Exercise description. Set down the full listing exactly, character for character.

------------------------------------------------

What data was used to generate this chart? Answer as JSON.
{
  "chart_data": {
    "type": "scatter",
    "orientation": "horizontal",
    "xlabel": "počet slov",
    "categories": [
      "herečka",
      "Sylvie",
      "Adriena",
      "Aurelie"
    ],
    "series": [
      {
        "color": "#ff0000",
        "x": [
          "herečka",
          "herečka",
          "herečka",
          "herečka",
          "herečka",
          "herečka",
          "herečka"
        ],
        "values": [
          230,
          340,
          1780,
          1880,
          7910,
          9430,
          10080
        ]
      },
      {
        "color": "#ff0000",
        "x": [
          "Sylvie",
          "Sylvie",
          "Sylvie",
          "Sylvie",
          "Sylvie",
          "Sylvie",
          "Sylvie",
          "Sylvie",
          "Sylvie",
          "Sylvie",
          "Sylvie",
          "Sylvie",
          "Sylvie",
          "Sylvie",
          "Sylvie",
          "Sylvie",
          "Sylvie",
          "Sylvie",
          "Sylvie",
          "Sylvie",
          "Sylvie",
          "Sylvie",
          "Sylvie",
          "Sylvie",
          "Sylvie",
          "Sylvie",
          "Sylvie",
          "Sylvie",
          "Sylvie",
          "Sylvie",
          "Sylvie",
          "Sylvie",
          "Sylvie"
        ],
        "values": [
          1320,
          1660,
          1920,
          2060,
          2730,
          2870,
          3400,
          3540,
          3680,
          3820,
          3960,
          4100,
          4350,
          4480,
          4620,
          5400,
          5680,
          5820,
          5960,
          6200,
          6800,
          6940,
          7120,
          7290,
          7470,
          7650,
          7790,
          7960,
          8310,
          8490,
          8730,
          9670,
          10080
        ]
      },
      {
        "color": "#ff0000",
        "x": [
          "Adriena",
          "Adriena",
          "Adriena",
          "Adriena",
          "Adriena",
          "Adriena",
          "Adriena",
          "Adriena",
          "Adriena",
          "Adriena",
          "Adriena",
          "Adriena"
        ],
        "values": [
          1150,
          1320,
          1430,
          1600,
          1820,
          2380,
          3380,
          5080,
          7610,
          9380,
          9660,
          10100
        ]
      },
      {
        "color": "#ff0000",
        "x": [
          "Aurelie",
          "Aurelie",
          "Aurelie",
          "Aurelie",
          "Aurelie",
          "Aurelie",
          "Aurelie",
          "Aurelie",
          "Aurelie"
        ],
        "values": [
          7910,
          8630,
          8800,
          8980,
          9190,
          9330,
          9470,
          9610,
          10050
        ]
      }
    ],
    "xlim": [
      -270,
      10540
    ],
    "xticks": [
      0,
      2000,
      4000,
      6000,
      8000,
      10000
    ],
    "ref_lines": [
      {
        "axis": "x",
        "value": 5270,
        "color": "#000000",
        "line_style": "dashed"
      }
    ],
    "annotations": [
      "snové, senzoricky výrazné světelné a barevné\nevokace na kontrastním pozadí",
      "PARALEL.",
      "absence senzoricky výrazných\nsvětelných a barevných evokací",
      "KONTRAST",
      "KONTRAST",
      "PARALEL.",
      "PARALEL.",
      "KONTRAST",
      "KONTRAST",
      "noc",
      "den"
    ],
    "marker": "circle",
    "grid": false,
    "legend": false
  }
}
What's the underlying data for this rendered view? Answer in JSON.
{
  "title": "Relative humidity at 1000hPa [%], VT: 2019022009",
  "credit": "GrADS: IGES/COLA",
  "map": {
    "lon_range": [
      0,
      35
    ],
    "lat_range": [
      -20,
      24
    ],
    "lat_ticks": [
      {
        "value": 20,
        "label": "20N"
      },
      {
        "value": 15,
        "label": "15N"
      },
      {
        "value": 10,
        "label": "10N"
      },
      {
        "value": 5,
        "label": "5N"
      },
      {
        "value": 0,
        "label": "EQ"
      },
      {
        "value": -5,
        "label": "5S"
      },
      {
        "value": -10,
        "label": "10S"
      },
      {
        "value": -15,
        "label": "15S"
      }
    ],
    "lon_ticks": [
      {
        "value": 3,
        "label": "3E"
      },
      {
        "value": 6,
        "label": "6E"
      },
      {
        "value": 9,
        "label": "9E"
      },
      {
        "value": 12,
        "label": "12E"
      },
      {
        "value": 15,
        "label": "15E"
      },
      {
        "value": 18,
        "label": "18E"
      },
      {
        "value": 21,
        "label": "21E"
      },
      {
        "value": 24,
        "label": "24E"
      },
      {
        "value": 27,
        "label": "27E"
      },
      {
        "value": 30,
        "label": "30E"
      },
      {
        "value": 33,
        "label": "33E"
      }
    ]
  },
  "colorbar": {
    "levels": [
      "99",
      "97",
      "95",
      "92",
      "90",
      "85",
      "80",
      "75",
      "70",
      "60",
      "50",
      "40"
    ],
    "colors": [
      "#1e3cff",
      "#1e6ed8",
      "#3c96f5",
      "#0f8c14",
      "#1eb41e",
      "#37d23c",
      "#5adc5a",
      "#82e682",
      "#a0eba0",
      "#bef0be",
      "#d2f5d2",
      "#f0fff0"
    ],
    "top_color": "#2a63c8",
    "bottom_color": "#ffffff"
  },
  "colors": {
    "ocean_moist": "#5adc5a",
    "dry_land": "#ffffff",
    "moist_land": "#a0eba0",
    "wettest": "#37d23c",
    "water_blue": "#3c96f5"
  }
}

------------------------------------------------

Answer to this task.
What data was used to generate this chart? Answer as JSON.
{
  "chart_data": {
    "type": "scatter",
    "orientation": "horizontal",
    "xlabel": "počet slov",
    "categories": [
      "herečka",
      "Sylvie",
      "Adriena",
      "Aurelie"
    ],
    "series": [
      {
        "color": "#ff0000",
        "x": [
          "herečka",
          "herečka",
          "herečka",
          "herečka",
          "herečka",
          "herečka",
          "herečka"
        ],
        "values": [
          230,
          340,
          1780,
          1880,
          7910,
          9430,
          10080
        ]
      },
      {
        "color": "#ff0000",
        "x": [
          "Sylvie",
          "Sylvie",
          "Sylvie",
          "Sylvie",
          "Sylvie",
          "Sylvie",
          "Sylvie",
          "Sylvie",
          "Sylvie",
          "Sylvie",
          "Sylvie",
          "Sylvie",
          "Sylvie",
          "Sylvie",
          "Sylvie",
          "Sylvie",
          "Sylvie",
          "Sylvie",
          "Sylvie",
          "Sylvie",
          "Sylvie",
          "Sylvie",
          "Sylvie",
          "Sylvie",
          "Sylvie",
          "Sylvie",
          "Sylvie",
          "Sylvie",
          "Sylvie",
          "Sylvie",
          "Sylvie",
          "Sylvie",
          "Sylvie"
        ],
        "values": [
          1320,
          1660,
          1920,
          2060,
          2730,
          2870,
          3400,
          3540,
          3680,
          3820,
          3960,
          4100,
          4350,
          4480,
          4620,
          5400,
          5680,
          5820,
          5960,
          6200,
          6800,
          6940,
          7120,
          7290,
          7470,
          7650,
          7790,
          7960,
          8310,
          8490,
          8730,
          9670,
          10080
        ]
      },
      {
        "color": "#ff0000",
        "x": [
          "Adriena",
          "Adriena",
          "Adriena",
          "Adriena",
          "Adriena",
          "Adriena",
          "Adriena",
          "Adriena",
          "Adriena",
          "Adriena",
          "Adriena",
          "Adriena"
        ],
        "values": [
          1150,
          1320,
          1430,
          1600,
          1820,
          2380,
          3380,
          5080,
          7610,
          9380,
          9660,
          10100
        ]
      },
      {
        "color": "#ff0000",
        "x": [
          "Aurelie",
          "Aurelie",
          "Aurelie",
          "Aurelie",
          "Aurelie",
          "Aurelie",
          "Aurelie",
          "Aurelie",
          "Aurelie"
        ],
        "values": [
          7910,
          8630,
          8800,
          8980,
          9190,
          9330,
          9470,
          9610,
          10050
        ]
      }
    ],
    "xlim": [
      -270,
      10540
    ],
    "xticks": [
      0,
      2000,
      4000,
      6000,
      8000,
      10000
    ],
    "ref_lines": [
      {
        "axis": "x",
        "value": 5270,
        "color": "#000000",
        "line_style": "dashed"
      }
    ],
    "annotations": [
      "snové, senzoricky výrazné světelné a barevné\nevokace na kontrastním pozadí",
      "PARALEL.",
      "absence senzoricky výrazných\nsvětelných a barevných evokací",
      "KONTRAST",
      "KONTRAST",
      "PARALEL.",
      "PARALEL.",
      "KONTRAST",
      "KONTRAST",
      "noc",
      "den"
    ],
    "marker": "circle",
    "grid": false,
    "legend": false
  }
}
What's the underlying data for this rendered view? Answer in JSON.
{
  "title": "Relative humidity at 1000hPa [%], VT: 2019022009",
  "credit": "GrADS: IGES/COLA",
  "map": {
    "lon_range": [
      0,
      35
    ],
    "lat_range": [
      -20,
      24
    ],
    "lat_ticks": [
      {
        "value": 20,
        "label": "20N"
      },
      {
        "value": 15,
        "label": "15N"
      },
      {
        "value": 10,
        "label": "10N"
      },
      {
        "value": 5,
        "label": "5N"
      },
      {
        "value": 0,
        "label": "EQ"
      },
      {
        "value": -5,
        "label": "5S"
      },
      {
        "value": -10,
        "label": "10S"
      },
      {
        "value": -15,
        "label": "15S"
      }
    ],
    "lon_ticks": [
      {
        "value": 3,
        "label": "3E"
      },
      {
        "value": 6,
        "label": "6E"
      },
      {
        "value": 9,
        "label": "9E"
      },
      {
        "value": 12,
        "label": "12E"
      },
      {
        "value": 15,
        "label": "15E"
      },
      {
        "value": 18,
        "label": "18E"
      },
      {
        "value": 21,
        "label": "21E"
      },
      {
        "value": 24,
        "label": "24E"
      },
      {
        "value": 27,
        "label": "27E"
      },
      {
        "value": 30,
        "label": "30E"
      },
      {
        "value": 33,
        "label": "33E"
      }
    ]
  },
  "colorbar": {
    "levels": [
      "99",
      "97",
      "95",
      "92",
      "90",
      "85",
      "80",
      "75",
      "70",
      "60",
      "50",
      "40"
    ],
    "colors": [
      "#1e3cff",
      "#1e6ed8",
      "#3c96f5",
      "#0f8c14",
      "#1eb41e",
      "#37d23c",
      "#5adc5a",
      "#82e682",
      "#a0eba0",
      "#bef0be",
      "#d2f5d2",
      "#f0fff0"
    ],
    "top_color": "#2a63c8",
    "bottom_color": "#ffffff"
  },
  "colors": {
    "ocean_moist": "#5adc5a",
    "dry_land": "#ffffff",
    "moist_land": "#a0eba0",
    "wettest": "#37d23c",
    "water_blue": "#3c96f5"
  }
}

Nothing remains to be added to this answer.